■ **GIVEN TEXT**:
** begin **

Comparative Persianate Aesthetics Symposium
Comparative Persianate Aesthetics Symposium
Boston University
September 28-29, 2017
154 Bay State Road, The Eilts Room
Free and open to the public
Middle Eastern and South Asian studies in the last decade have been energized by the idea of the “Persianate” cultural realm in which the Persian language and courtly conduct (adab) played a central role in societies from the Balkans to Bengal, giving rise to a transnational Muslim cosmopolitanism. This intellectual framework has enabled scholars to examine modes of cultural exchange between powerful polities such as Ottoman Turkey, Safavid Iran and Mughal India, as well as with Europe. Gift-giving between the different courts resulted in a unprecedented movement of objects in this cultural region. Until today important paintings and manuscripts of literary and historical works are preserved in far-flung libraries from Sarajevo to Patna as scholars retrace their early modern itineraries.
Our symposium will focus on the changing relationship that literary and historical texts and paintings had to Persian cosmopolitan models in the sixteenth to eighteenth centuries, and how they themselves became starting points for distinctive traditions that drew inspiration from local and regionally-specific cultural practices, including the non-courtly. We will also examine the ways in which vernacular production in turn transformed Persian culture. We will approach this topic through a variety of conceptual frameworks: translation, imitation, hybridity, and innovation, across various humanistic disciplines. Individual papers will discuss textual genres such as epic and love lyrics, images in illustrated manuscripts and albums, practices and performances, in their cultural contexts, but also comparatively.

** end **

■ **SET EXERCISE 1**: Translate this sentence from the symposium announcement into Spanish: "We will also examine the ways in which vernacular production in turn transformed Persian culture."
■ **SET EXERCISE 2**: According to the symposium announcement, on what dates does the symposium take place?
■ **SET EXERCISE 3**: Output the part of the symposium announcement that opens with the words containing "Our symposium will" and closes with "but also comparatively.".
Nothing in the data affects this work.

■ **INFORMATION SHOWN**:

** begin **

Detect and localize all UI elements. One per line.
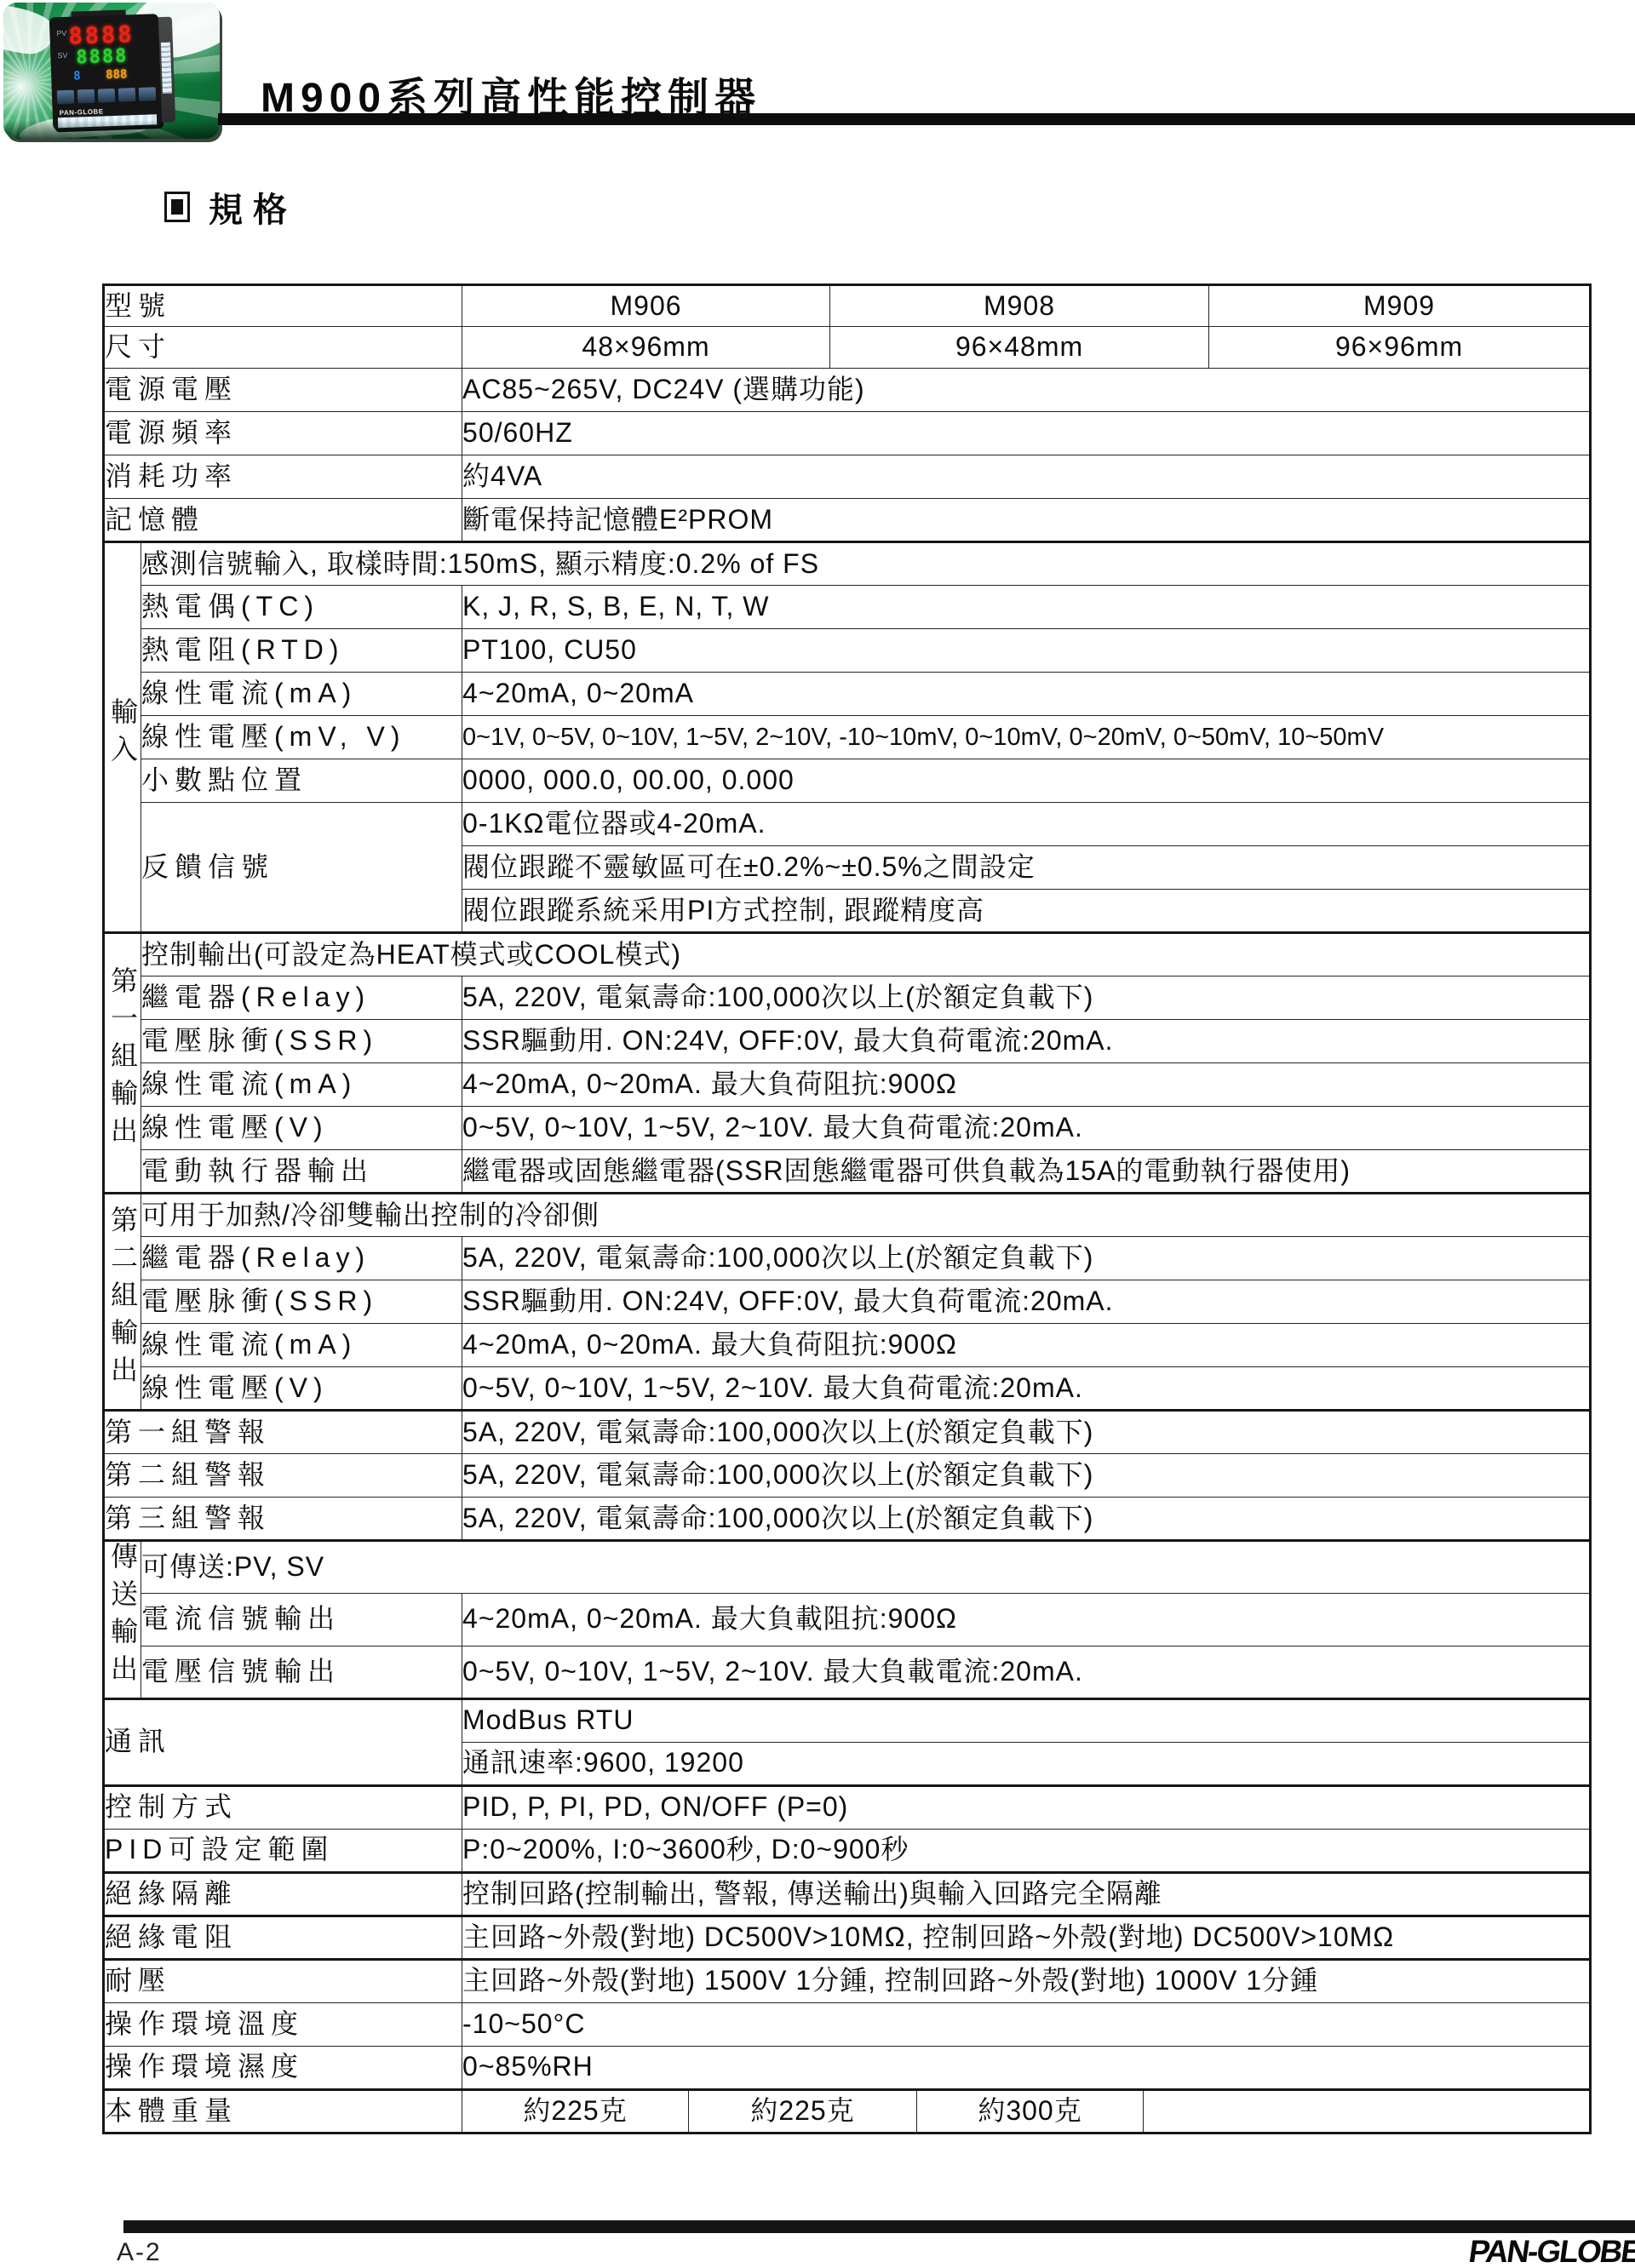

** end **

■ **FINAL RESULT 1**: También examinaremos las maneras en que la producción vernácula, a su vez, transformó la cultura persa.

■ **FINAL RESULT 2**: September 28-29, 2017

■ **FINAL RESULT 3**:
Our symposium will focus on the changing relationship that literary and historical texts and paintings had to Persian cosmopolitan models in the sixteenth to eighteenth centuries, and how they themselves became starting points for distinctive traditions that drew inspiration from local and regionally-specific cultural practices, including the non-courtly. We will also examine the ways in which vernacular production in turn transformed Persian culture. We will approach this topic through a variety of conceptual frameworks: translation, imitation, hybridity, and innovation, across various humanistic disciplines. Individual papers will discuss textual genres such as epic and love lyrics, images in illustrated manuscripts and albums, practices and performances, in their cultural contexts, but also comparatively.